Records from a dataset:

START

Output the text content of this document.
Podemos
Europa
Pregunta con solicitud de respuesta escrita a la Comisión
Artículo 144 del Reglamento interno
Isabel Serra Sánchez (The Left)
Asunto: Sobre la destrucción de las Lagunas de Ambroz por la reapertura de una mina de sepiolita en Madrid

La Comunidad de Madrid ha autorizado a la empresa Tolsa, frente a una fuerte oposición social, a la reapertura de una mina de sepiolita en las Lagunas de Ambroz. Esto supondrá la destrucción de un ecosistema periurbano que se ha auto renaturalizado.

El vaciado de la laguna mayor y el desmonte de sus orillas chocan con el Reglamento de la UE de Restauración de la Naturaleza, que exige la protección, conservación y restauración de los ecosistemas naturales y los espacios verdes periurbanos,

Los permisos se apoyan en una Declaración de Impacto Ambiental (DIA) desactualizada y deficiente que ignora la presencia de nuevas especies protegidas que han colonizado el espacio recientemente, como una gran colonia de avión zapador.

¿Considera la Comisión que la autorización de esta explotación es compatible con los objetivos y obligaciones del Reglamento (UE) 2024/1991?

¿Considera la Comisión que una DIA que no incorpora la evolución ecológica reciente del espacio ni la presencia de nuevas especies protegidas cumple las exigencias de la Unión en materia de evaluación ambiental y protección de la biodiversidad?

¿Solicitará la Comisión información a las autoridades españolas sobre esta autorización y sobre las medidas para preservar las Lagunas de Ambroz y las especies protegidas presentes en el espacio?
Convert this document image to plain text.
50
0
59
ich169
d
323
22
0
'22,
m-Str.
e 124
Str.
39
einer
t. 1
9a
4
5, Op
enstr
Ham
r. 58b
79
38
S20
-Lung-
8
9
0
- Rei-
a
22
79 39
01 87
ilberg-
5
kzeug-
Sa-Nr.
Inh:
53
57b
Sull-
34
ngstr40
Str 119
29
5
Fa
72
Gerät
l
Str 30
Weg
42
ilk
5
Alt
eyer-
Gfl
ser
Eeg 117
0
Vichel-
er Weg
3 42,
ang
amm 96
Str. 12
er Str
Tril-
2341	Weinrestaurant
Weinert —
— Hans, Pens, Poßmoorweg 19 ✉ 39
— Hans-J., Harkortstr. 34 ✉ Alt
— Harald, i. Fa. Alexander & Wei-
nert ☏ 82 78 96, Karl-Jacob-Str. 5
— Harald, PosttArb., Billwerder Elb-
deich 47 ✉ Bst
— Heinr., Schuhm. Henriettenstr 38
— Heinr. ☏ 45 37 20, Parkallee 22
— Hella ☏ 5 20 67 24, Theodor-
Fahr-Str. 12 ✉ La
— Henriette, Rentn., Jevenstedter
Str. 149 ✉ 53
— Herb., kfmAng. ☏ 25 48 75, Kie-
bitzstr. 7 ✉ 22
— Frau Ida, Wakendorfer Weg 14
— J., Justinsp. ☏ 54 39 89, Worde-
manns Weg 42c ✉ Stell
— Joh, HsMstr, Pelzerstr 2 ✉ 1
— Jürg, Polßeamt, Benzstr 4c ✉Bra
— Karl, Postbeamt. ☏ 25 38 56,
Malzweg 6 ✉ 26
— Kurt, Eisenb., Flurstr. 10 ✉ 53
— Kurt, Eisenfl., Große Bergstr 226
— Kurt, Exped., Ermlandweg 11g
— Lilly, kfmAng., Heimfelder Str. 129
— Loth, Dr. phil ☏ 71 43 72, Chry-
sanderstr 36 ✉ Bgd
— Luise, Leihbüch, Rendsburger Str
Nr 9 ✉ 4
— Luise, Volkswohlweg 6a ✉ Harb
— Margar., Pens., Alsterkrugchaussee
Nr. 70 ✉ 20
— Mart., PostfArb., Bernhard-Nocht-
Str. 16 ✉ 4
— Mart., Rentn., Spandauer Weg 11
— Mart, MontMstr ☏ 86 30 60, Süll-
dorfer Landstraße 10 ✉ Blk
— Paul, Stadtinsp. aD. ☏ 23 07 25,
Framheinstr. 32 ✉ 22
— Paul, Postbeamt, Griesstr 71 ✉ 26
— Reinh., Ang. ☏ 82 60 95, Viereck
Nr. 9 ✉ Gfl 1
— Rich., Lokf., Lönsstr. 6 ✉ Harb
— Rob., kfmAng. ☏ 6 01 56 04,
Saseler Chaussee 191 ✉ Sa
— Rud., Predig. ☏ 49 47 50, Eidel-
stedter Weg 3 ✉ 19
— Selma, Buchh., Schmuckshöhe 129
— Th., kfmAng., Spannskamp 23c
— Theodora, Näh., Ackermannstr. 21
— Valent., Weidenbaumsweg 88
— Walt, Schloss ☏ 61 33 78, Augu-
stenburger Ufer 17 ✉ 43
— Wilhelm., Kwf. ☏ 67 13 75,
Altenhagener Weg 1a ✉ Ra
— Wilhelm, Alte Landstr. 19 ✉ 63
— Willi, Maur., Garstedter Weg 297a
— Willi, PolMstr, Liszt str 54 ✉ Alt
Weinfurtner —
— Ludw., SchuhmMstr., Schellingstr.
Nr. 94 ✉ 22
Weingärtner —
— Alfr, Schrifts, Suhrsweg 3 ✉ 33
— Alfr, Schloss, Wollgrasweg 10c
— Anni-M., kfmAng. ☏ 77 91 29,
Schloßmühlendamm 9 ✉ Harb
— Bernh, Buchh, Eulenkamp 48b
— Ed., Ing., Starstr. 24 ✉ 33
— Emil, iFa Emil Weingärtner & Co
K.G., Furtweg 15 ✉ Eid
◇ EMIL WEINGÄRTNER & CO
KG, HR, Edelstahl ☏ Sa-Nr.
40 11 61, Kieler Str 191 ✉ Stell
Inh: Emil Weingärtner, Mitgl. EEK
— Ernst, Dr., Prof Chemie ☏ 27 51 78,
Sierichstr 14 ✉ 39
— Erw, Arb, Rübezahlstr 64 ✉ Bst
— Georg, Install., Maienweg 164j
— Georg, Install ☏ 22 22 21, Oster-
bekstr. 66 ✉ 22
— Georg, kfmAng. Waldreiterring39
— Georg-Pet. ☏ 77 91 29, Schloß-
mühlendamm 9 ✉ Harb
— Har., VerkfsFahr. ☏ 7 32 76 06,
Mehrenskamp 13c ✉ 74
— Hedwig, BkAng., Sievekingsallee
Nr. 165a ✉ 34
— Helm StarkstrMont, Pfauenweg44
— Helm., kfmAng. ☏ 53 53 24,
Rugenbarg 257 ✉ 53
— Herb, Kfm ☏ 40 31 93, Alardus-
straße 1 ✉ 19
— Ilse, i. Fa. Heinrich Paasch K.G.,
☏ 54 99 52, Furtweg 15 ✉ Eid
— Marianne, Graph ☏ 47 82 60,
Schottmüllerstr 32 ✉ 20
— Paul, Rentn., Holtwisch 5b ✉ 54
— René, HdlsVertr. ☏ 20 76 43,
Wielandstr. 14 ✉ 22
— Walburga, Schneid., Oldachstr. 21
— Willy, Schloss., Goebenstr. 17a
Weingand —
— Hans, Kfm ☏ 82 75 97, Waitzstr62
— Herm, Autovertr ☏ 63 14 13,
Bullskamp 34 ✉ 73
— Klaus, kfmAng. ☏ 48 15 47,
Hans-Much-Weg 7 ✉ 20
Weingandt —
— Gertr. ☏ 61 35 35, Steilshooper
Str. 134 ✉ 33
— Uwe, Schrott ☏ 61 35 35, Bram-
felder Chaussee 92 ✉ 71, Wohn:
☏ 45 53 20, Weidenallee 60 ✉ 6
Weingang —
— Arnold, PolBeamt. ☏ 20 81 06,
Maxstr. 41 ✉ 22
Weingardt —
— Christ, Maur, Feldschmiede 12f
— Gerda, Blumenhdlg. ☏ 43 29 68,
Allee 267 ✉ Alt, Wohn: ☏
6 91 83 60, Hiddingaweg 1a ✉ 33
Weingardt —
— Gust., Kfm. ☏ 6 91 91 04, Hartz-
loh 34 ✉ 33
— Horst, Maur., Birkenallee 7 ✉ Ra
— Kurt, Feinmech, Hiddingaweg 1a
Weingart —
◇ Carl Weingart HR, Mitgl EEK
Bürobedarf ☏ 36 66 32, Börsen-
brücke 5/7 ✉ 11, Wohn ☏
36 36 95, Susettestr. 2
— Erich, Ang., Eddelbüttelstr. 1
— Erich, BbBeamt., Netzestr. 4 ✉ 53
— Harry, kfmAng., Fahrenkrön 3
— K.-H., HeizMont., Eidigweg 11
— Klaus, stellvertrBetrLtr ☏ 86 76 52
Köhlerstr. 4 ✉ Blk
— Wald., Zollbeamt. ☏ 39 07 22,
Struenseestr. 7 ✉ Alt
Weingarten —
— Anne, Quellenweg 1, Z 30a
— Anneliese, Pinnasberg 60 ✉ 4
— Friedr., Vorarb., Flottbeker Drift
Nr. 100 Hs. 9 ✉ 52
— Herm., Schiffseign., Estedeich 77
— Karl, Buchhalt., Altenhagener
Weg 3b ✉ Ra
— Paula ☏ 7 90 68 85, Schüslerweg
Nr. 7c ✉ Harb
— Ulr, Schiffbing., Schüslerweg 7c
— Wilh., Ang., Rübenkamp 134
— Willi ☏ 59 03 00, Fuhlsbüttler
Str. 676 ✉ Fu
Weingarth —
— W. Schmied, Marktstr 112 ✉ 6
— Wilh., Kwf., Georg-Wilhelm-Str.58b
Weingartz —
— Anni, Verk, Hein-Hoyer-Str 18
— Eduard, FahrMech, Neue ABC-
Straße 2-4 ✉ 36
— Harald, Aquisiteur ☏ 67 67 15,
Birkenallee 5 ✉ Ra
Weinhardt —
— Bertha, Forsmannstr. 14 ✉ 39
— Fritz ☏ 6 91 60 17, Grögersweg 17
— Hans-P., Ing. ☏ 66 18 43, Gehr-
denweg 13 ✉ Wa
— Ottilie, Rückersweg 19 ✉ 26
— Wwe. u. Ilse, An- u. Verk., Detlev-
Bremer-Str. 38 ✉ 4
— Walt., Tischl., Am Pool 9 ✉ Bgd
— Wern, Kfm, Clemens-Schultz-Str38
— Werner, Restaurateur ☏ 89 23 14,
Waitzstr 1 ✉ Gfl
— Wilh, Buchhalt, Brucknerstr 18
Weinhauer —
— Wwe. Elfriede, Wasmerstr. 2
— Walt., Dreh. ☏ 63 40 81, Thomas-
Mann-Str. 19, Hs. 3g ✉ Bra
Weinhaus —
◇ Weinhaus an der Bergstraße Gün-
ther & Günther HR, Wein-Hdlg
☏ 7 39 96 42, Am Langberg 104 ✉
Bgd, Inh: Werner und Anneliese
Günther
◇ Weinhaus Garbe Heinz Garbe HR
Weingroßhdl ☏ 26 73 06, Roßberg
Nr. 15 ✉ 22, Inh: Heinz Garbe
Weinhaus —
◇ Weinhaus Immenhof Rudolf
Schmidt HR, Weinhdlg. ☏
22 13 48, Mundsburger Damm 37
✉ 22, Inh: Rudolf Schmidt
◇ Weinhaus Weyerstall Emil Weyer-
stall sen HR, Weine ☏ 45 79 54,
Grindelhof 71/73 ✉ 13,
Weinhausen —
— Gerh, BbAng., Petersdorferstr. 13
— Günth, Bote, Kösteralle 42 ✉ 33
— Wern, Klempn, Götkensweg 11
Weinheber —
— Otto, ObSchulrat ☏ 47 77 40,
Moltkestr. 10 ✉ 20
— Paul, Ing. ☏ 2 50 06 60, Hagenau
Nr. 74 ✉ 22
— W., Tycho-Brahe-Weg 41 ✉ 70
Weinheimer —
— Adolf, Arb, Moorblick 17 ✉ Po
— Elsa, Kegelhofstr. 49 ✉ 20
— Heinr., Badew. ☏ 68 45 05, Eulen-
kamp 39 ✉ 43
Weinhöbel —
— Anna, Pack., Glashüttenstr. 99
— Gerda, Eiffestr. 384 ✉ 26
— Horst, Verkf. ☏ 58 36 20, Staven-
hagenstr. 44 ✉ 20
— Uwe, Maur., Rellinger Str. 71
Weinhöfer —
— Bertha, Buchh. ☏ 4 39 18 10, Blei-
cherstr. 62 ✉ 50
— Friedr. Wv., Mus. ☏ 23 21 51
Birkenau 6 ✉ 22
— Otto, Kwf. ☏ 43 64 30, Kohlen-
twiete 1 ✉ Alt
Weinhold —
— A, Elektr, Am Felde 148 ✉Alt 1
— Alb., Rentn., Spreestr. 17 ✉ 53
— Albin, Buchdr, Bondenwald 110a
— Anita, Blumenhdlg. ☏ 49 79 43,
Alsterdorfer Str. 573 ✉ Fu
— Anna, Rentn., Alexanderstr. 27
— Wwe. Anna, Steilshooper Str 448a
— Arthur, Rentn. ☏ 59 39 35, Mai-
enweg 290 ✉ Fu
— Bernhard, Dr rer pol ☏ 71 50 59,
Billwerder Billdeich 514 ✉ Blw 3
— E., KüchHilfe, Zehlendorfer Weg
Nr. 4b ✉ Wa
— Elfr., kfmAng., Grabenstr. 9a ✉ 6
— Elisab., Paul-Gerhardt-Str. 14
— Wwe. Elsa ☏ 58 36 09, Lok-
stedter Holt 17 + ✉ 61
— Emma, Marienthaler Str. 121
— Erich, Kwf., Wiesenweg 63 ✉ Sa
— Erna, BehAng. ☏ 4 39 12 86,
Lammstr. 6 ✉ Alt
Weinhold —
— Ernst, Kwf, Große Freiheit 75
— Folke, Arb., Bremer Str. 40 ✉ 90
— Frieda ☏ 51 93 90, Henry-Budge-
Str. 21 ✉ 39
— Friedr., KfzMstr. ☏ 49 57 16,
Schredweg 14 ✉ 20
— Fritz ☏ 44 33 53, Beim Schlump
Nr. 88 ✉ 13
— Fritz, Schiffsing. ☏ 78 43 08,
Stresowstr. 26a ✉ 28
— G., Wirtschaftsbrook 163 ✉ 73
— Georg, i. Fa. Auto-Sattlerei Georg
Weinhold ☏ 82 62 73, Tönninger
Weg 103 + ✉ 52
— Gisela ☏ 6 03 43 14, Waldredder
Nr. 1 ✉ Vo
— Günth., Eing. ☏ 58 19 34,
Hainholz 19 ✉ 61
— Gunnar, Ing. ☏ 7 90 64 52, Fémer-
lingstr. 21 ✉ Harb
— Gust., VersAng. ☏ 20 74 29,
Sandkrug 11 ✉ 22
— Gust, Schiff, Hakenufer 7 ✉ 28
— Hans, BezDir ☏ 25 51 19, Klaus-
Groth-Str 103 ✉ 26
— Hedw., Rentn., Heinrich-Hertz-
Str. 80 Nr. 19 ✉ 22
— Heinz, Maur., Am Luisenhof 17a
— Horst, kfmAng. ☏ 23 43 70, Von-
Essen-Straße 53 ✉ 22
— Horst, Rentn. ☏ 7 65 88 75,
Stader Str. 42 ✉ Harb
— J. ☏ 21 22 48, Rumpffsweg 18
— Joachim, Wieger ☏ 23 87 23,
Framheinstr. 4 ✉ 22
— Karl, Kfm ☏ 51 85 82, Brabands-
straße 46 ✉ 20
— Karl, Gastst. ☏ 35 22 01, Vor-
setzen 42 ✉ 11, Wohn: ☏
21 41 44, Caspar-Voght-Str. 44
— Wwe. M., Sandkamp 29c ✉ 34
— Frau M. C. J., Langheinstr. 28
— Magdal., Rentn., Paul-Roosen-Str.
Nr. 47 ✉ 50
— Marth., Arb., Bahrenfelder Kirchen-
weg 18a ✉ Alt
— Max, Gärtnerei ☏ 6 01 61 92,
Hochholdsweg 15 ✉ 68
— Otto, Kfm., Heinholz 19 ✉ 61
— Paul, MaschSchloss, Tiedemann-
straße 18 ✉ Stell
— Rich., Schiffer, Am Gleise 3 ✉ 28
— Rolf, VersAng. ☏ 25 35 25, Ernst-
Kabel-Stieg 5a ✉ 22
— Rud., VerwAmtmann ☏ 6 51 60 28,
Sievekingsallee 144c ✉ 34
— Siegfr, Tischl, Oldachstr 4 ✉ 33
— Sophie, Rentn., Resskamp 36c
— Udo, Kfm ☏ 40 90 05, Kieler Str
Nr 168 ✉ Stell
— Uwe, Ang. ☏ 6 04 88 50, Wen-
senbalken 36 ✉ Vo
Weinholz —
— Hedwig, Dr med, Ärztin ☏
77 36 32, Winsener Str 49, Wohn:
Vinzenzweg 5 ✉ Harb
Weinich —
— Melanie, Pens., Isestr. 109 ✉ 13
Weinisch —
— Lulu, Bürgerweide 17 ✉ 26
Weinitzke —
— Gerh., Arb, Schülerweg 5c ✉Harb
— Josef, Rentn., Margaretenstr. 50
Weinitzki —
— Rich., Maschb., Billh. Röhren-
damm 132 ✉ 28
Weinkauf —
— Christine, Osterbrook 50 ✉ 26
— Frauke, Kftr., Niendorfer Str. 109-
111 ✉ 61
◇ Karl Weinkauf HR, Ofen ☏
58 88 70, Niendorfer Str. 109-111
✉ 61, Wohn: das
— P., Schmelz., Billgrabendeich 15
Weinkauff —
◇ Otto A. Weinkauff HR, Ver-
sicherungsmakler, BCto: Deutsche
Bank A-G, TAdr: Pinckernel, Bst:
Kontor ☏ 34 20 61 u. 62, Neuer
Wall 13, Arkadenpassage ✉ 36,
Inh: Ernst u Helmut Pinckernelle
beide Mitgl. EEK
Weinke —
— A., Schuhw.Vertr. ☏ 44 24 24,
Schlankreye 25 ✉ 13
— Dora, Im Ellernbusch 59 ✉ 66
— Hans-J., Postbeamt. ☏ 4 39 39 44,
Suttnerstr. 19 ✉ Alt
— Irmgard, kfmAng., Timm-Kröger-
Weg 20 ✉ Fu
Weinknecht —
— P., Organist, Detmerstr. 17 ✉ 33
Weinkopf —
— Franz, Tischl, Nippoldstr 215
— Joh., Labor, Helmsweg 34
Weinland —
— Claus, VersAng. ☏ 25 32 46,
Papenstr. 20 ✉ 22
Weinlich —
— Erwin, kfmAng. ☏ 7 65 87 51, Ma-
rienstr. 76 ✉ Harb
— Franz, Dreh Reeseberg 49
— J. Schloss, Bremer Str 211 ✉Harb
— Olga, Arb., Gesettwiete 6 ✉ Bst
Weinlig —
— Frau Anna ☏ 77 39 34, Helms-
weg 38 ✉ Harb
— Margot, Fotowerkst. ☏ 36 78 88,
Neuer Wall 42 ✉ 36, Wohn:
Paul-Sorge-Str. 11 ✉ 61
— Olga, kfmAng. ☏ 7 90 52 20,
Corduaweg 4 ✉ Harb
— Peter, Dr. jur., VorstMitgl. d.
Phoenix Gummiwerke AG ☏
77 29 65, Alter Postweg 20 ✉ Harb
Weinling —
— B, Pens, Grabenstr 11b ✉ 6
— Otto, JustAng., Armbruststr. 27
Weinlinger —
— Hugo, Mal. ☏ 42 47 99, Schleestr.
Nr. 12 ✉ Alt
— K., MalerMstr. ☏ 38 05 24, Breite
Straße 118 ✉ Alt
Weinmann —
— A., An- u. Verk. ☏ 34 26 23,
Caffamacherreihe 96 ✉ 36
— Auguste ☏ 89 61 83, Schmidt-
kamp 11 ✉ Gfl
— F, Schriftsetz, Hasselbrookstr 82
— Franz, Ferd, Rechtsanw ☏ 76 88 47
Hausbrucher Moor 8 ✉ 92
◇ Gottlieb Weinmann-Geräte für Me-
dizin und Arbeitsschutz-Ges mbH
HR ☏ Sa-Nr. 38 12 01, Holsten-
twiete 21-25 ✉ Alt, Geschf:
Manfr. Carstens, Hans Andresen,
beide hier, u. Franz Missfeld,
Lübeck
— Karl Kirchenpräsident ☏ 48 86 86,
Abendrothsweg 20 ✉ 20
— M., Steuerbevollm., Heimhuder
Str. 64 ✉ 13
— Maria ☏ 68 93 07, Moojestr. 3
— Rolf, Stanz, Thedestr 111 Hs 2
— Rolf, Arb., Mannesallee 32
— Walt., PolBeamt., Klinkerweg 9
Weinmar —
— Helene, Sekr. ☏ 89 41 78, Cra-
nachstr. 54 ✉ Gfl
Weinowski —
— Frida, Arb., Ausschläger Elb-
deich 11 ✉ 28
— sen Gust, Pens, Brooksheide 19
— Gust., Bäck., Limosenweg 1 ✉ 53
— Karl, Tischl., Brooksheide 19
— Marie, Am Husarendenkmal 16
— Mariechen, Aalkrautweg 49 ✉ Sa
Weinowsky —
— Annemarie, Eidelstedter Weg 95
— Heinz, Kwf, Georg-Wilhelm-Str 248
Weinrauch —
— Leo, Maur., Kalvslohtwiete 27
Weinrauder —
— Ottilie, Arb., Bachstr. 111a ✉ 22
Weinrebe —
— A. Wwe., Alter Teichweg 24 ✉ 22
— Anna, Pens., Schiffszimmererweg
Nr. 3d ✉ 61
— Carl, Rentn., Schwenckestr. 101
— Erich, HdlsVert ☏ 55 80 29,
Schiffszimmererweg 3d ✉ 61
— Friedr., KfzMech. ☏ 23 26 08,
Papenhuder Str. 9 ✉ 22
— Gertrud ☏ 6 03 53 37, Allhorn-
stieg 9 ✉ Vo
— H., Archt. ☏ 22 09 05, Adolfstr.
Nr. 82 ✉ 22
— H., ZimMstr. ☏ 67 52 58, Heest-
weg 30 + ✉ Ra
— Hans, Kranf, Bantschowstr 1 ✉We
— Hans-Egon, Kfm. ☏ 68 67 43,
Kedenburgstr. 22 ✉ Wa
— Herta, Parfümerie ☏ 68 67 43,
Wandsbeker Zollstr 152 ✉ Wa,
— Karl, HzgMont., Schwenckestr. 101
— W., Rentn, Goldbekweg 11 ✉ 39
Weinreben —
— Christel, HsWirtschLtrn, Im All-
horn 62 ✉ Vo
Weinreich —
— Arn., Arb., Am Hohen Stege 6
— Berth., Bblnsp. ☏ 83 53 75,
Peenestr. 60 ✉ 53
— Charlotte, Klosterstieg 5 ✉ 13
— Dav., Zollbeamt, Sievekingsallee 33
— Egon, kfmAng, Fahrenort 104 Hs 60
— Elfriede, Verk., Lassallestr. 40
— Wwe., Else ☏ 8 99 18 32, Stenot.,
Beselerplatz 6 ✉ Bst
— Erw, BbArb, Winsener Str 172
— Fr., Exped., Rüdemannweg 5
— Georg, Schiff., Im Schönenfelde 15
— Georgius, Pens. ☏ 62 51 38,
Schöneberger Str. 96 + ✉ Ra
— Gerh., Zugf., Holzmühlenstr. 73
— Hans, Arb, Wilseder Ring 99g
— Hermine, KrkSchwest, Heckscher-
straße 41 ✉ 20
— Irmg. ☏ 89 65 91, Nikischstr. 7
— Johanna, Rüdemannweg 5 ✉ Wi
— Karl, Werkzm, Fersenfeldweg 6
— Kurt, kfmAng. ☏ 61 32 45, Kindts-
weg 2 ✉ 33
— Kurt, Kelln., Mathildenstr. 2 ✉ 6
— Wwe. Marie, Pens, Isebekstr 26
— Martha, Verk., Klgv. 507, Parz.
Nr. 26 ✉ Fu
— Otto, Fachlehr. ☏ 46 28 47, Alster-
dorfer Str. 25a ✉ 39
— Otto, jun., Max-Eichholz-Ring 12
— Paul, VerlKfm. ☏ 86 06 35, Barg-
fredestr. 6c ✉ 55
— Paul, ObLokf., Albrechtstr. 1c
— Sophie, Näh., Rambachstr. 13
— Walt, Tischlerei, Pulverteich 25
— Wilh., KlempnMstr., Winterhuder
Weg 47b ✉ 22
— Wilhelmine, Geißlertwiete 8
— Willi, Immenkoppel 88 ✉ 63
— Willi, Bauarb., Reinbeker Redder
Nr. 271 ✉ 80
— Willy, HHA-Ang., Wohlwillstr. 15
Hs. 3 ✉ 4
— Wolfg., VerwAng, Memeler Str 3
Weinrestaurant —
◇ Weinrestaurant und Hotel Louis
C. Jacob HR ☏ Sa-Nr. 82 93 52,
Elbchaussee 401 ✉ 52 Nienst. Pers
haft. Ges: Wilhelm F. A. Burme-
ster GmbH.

END

WHAT YOU WILL DO
In the entries above, find every line with the word "Lagunas" and list it.

WRITTEN ANSWER
Asunto: Sobre la destrucción de las Lagunas de Ambroz por la reapertura de una mina de sepiolita en Madrid
La Comunidad de Madrid ha autorizado a la empresa Tolsa, frente a una fuerte oposición social, a la reapertura de una mina de sepiolita en las Lagunas de Ambroz. Esto supondrá la destrucción de un ecosistema periurbano que se ha auto renaturalizado.
¿Solicitará la Comisión información a las autoridades españolas sobre esta autorización y sobre las medidas para preservar las Lagunas de Ambroz y las especies protegidas presentes en el espacio?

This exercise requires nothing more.